*QUÉ DEBE HACER*.
Cite literalmente el tramo del texto sobre los ascensos en La Rosaleda que va desde "En La Rosaleda fui" hasta "un futuro mejor.", ambos incluidos.

*TEXTO PROPORCIONADO*.

##############################

Pablo Adrián Guede, sin camiseta, en el ascenso a Primera de 1999.

Aprendida la lección, decidí que tendría todo un año para celebrar un ascenso (los vasos comunicantes). Y junto la brigada más malaguista de mi instituto, nos saltamos todas cuantas clases pudimos para ver los entrenamientos de aquel equipo que, también contra pronóstico, escalaría unos meses después a Primera. Con el recuerdo de mi ascenso confinado el verano anterior, decidí que nada me detendría cuando el árbitro pitó el final de aquel Málaga-Albacete que certificaba el ascenso. Los tres porrazos que recibí de los antidisturbios al intentar saltar el foso del estadio me devolvieron momentáneamente a la realidad, pero habría firmado diez más por tal de hacerme con un pequeño trozo de red que aún conservo en el altar de mi casa.

Tras un amargo regreso a Segunda, casi una década después asistí desde la banda a mi tercer ascenso en La Rosaleda. En esta ocasión, pude vivirlo en primera línea y sin porrazos policiales, con el micrófono inalámbrico con el que había disfrutado narrando los partidos de una temporada en la que un tal Sergio (Rodríguez de apellido y riojano de nacimiento) y yo nos cruzamos sin saberlo: yo en la banda y él con la camiseta del Alavés.

En La Rosaleda fui testigo de cómo, en ocasiones, la pasión de un territorio renace de sus cenizas. De cómo no hay nostalgia que no cicatrice con un éxito deportivo. De cómo esto no va de suplantar la leyenda de un histórico desaparecido, sino de vibrar en el presente para disfrutar de un futuro mejor.

Y con ese espíritu volveré a pisar este sábado el estadio más bonito de España. No sé cómo acabará la cosa, que los duendes del fútbol hagan su magia. Pero sí sé que quiero volver a llenar mis pulmones con la misma bocanada de ilusión que aquella mágica tarde de finales de los noventa. Volver a sentir que todo es posible, que 20 años no es nada. Quiero un cuarto ascenso en La Rosaleda. Esta vez como visitante.

##############################

*FILAS DE DATOS*.
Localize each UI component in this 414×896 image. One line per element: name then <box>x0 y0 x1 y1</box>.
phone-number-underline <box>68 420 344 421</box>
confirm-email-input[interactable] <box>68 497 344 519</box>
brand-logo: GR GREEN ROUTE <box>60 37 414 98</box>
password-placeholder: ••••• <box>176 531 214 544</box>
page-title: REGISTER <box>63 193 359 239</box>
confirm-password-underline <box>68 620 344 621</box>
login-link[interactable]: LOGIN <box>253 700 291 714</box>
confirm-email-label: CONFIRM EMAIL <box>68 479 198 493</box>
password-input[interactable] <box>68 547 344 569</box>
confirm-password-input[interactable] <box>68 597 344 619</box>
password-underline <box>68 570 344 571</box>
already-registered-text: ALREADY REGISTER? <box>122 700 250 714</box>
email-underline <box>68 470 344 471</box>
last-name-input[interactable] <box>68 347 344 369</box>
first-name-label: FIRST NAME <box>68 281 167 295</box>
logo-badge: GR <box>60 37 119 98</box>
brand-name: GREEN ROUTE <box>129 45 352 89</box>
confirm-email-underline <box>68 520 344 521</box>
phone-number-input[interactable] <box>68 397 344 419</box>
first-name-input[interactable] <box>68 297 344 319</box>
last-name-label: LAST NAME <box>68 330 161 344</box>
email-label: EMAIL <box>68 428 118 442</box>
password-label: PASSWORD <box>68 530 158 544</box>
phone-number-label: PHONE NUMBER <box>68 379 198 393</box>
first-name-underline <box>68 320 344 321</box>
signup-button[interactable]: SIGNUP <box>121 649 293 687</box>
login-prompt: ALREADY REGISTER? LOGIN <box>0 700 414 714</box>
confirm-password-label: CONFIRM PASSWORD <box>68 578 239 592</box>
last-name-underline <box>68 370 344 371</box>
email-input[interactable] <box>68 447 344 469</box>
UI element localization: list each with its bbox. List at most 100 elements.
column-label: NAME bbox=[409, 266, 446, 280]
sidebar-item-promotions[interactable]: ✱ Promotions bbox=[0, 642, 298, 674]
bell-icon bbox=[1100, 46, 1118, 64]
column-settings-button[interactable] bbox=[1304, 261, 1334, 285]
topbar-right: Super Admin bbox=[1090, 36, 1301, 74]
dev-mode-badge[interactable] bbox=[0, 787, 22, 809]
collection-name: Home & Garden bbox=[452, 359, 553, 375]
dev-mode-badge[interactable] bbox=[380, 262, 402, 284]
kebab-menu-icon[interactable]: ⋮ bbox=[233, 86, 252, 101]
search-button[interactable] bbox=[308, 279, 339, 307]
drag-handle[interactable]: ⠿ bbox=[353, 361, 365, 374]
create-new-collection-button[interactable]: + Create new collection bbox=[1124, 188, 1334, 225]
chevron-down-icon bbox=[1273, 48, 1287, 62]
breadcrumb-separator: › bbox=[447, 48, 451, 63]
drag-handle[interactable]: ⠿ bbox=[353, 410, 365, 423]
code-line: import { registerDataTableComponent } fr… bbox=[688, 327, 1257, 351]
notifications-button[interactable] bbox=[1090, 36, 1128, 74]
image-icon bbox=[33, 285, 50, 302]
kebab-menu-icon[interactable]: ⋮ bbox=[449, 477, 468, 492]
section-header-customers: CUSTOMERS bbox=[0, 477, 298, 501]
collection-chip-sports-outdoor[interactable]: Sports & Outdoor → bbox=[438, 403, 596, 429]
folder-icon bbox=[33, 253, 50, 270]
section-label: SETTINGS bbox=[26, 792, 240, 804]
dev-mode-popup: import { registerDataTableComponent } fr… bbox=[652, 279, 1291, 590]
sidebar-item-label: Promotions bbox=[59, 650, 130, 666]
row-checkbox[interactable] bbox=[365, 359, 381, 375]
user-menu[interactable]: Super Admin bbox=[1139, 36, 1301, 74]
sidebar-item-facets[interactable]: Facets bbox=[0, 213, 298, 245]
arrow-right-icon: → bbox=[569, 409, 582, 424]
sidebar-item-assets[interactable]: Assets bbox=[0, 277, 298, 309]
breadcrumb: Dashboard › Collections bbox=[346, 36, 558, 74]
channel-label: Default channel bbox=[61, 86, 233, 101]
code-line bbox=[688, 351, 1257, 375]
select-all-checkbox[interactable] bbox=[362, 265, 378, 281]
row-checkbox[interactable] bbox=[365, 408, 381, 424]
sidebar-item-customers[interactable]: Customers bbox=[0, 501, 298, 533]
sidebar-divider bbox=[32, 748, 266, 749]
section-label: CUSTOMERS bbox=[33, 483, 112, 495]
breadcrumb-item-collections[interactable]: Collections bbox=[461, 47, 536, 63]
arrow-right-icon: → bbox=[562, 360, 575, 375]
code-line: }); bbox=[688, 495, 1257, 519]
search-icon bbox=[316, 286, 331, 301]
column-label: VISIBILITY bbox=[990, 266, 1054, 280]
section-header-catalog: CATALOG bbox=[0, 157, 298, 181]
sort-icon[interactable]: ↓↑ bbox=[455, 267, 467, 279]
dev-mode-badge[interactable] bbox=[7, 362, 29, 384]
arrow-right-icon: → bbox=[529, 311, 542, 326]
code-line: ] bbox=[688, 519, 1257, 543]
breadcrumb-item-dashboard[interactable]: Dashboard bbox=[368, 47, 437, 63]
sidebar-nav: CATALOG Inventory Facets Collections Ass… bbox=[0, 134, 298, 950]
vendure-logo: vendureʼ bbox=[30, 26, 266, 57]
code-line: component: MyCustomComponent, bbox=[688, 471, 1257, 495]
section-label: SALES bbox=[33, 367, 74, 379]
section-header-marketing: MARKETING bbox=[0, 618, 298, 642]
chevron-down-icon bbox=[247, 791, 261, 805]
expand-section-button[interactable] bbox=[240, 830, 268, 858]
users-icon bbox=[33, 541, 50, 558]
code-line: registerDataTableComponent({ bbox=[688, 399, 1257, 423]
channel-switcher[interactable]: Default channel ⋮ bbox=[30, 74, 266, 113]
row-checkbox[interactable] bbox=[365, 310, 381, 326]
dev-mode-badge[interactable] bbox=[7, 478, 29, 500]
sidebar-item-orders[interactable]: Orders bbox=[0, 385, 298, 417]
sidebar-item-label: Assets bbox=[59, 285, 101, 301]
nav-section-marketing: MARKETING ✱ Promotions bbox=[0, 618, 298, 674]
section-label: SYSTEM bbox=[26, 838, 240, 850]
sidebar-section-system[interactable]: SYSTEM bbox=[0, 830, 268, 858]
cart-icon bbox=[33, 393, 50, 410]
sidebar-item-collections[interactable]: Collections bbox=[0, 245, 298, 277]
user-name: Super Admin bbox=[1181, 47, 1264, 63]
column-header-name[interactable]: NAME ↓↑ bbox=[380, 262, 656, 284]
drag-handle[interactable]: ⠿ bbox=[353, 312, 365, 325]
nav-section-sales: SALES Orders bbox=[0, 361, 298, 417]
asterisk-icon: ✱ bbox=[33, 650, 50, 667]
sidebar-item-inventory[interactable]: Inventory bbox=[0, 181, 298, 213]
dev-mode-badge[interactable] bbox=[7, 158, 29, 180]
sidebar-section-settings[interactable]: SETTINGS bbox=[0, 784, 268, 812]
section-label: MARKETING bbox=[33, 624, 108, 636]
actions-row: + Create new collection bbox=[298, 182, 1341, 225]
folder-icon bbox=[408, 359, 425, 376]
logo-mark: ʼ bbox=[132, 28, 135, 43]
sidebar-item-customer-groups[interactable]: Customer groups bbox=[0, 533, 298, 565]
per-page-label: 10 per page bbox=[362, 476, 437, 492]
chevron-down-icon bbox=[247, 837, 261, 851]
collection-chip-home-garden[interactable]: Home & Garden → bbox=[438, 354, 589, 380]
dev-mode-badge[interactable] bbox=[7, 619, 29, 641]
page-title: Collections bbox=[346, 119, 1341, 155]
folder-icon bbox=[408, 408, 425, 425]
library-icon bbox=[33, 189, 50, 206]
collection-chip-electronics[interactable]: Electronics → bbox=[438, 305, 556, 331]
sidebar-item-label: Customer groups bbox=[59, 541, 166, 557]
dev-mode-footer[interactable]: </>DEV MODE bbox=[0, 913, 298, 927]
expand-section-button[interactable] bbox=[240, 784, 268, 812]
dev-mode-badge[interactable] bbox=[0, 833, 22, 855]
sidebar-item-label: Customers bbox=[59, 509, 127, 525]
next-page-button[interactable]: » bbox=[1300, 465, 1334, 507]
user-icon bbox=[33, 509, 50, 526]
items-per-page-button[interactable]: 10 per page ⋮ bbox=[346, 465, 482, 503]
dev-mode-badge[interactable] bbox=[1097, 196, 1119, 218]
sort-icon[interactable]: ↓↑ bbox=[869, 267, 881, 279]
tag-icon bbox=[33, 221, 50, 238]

##############################

*SOLUCIÓN REDACTADA*.
En La Rosaleda fui testigo de cómo, en ocasiones, la pasión de un territorio renace de sus cenizas. De cómo no hay nostalgia que no cicatrice con un éxito deportivo. De cómo esto no va de suplantar la leyenda de un histórico desaparecido, sino de vibrar en el presente para disfrutar de un futuro mejor.